Exercise objective. Locate each line containing the string "name" and copy it out.
begin Listing
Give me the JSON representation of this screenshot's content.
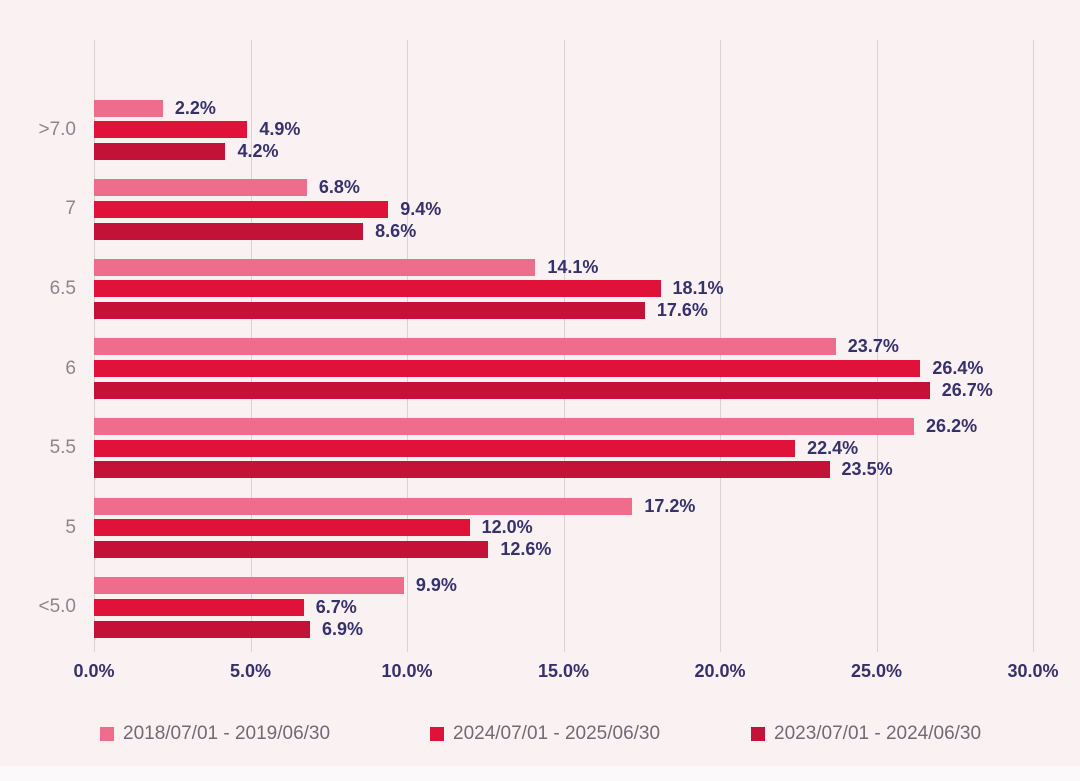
{
  "chart_data": {
    "type": "bar",
    "orientation": "horizontal",
    "title": "",
    "categories": [
      ">7.0",
      "7",
      "6.5",
      "6",
      "5.5",
      "5",
      "<5.0"
    ],
    "series": [
      {
        "name": "2018/07/01 - 2019/06/30",
        "color": "#EF6D8C",
        "values": [
          2.2,
          6.8,
          14.1,
          23.7,
          26.2,
          17.2,
          9.9
        ]
      },
      {
        "name": "2024/07/01 - 2025/06/30",
        "color": "#E01239",
        "values": [
          4.9,
          9.4,
          18.1,
          26.4,
          22.4,
          12.0,
          6.7
        ]
      },
      {
        "name": "2023/07/01 - 2024/06/30",
        "color": "#C31138",
        "values": [
          4.2,
          8.6,
          17.6,
          26.7,
          23.5,
          12.6,
          6.9
        ]
      }
    ],
    "value_labels": [
      [
        "2.2%",
        "6.8%",
        "14.1%",
        "23.7%",
        "26.2%",
        "17.2%",
        "9.9%"
      ],
      [
        "4.9%",
        "9.4%",
        "18.1%",
        "26.4%",
        "22.4%",
        "12.0%",
        "6.7%"
      ],
      [
        "4.2%",
        "8.6%",
        "17.6%",
        "26.7%",
        "23.5%",
        "12.6%",
        "6.9%"
      ]
    ],
    "x_ticks": [
      "0.0%",
      "5.0%",
      "10.0%",
      "15.0%",
      "20.0%",
      "25.0%",
      "30.0%"
    ],
    "x_range": [
      0,
      30
    ],
    "xlabel": "",
    "ylabel": "",
    "grid": "vertical",
    "legend_position": "bottom",
    "colors": {
      "background": "#FAF1F3",
      "gridline": "#D8D2D5",
      "value_label": "#36316B",
      "tick_label": "#36316B",
      "category_label": "#8A878C",
      "legend_text": "#6F6B75"
    }
  }
}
end Listing
Reply to the task.
        "name": "2018/07/01 - 2019/06/30",
        "name": "2024/07/01 - 2025/06/30",
        "name": "2023/07/01 - 2024/06/30",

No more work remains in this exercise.